# Records supplied:
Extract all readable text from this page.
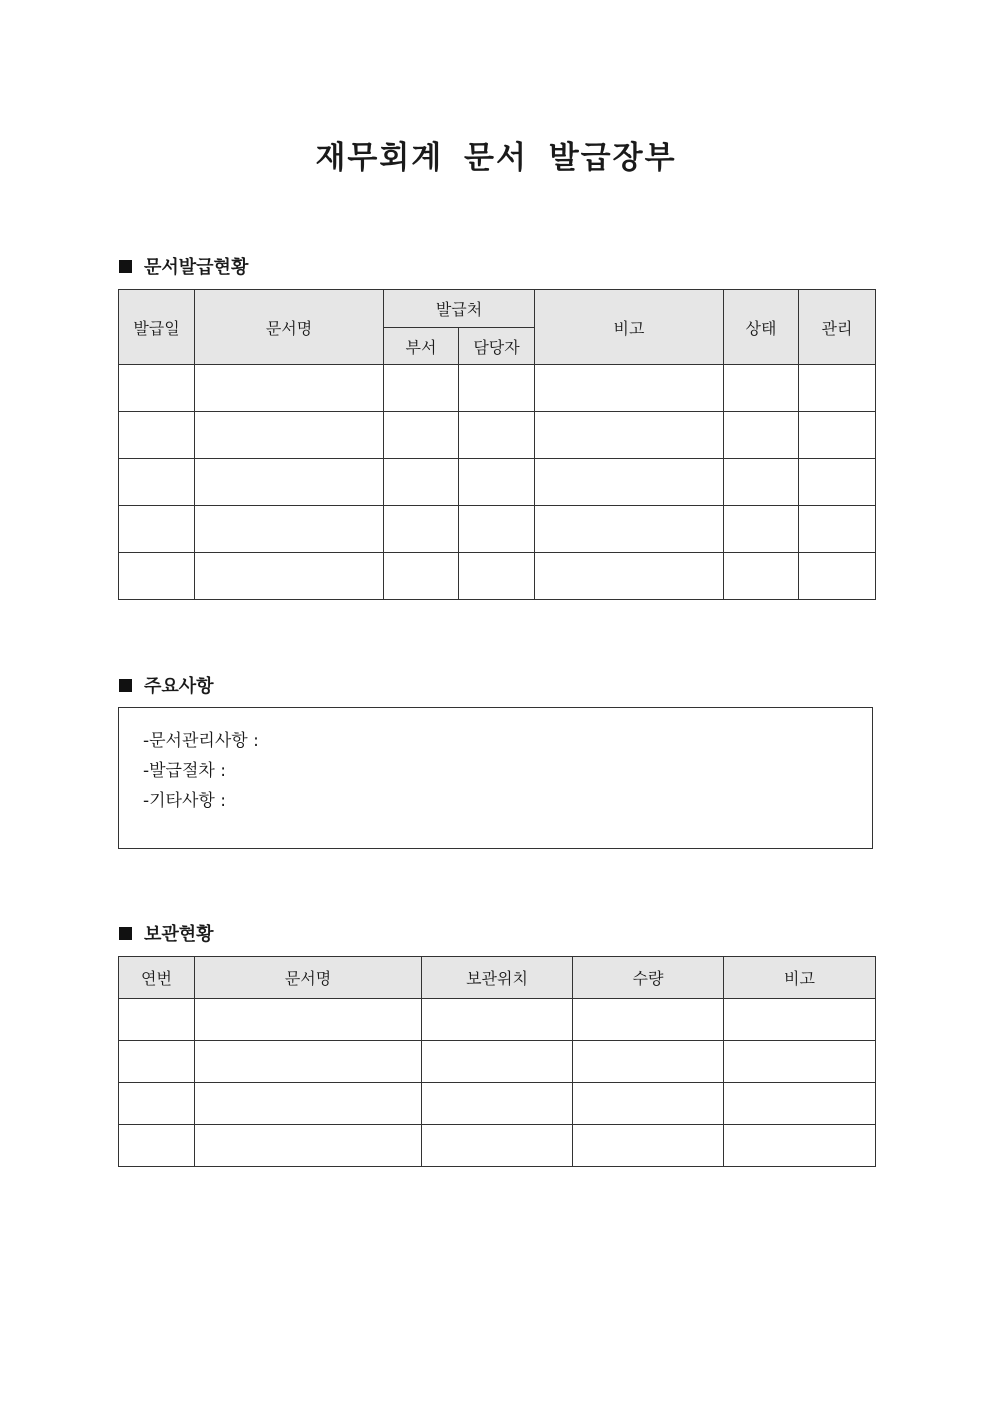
재무회계 문서 발급장부
문서발급현황
발급일	문서명	발급처		비고	상태	관리
		부서	담당자			

주요사항
-문서관리사항 :
-발급절차 :
-기타사항 :
보관현황
연번	문서명	보관위치	수량	비고
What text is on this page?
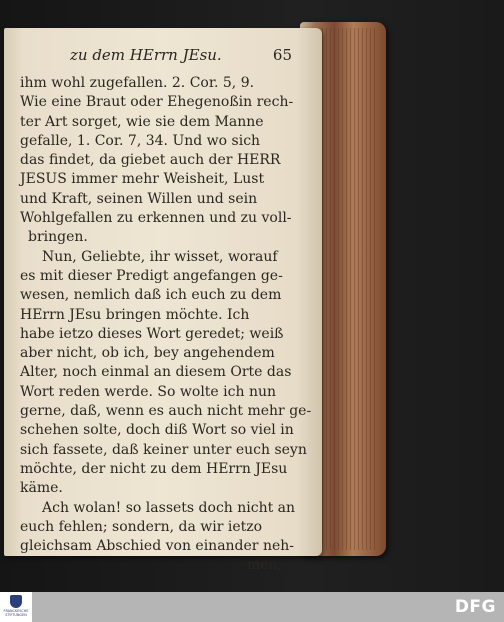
zu dem HErrn JEsu.	65
ihm wohl zugefallen. 2. Cor. 5, 9.
Wie eine Braut oder Ehegenoßin rech-
ter Art sorget, wie sie dem Manne
gefalle, 1. Cor. 7, 34. Und wo sich
das findet, da giebet auch der HERR
JESUS immer mehr Weisheit, Lust
und Kraft, seinen Willen und sein
Wohlgefallen zu erkennen und zu voll-
bringen.
Nun, Geliebte, ihr wisset, worauf
es mit dieser Predigt angefangen ge-
wesen, nemlich daß ich euch zu dem
HErrn JEsu bringen möchte. Ich
habe ietzo dieses Wort geredet; weiß
aber nicht, ob ich, bey angehendem
Alter, noch einmal an diesem Orte das
Wort reden werde. So wolte ich nun
gerne, daß, wenn es auch nicht mehr ge-
schehen solte, doch diß Wort so viel in
sich fassete, daß keiner unter euch seyn
möchte, der nicht zu dem HErrn JEsu
käme.
Ach wolan! so lassets doch nicht an
euch fehlen; sondern, da wir ietzo
gleichsam Abschied von einander neh-
men,
FRANCKESCHE STIFTUNGEN	DFG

# Problem details:
Transcribe all the lines above exactly, apart from the pictures.

# Full answer:
Extract all readable text from this page.
재무회계 문서 발급장부
문서발급현황
발급일	문서명	발급처		비고	상태	관리
		부서	담당자			

주요사항
-문서관리사항 :
-발급절차 :
-기타사항 :
보관현황
연번	문서명	보관위치	수량	비고
What text is on this page?
zu dem HErrn JEsu.	65
ihm wohl zugefallen. 2. Cor. 5, 9.
Wie eine Braut oder Ehegenoßin rech-
ter Art sorget, wie sie dem Manne
gefalle, 1. Cor. 7, 34. Und wo sich
das findet, da giebet auch der HERR
JESUS immer mehr Weisheit, Lust
und Kraft, seinen Willen und sein
Wohlgefallen zu erkennen und zu voll-
bringen.
Nun, Geliebte, ihr wisset, worauf
es mit dieser Predigt angefangen ge-
wesen, nemlich daß ich euch zu dem
HErrn JEsu bringen möchte. Ich
habe ietzo dieses Wort geredet; weiß
aber nicht, ob ich, bey angehendem
Alter, noch einmal an diesem Orte das
Wort reden werde. So wolte ich nun
gerne, daß, wenn es auch nicht mehr ge-
schehen solte, doch diß Wort so viel in
sich fassete, daß keiner unter euch seyn
möchte, der nicht zu dem HErrn JEsu
käme.
Ach wolan! so lassets doch nicht an
euch fehlen; sondern, da wir ietzo
gleichsam Abschied von einander neh-
men,
FRANCKESCHE STIFTUNGEN	DFG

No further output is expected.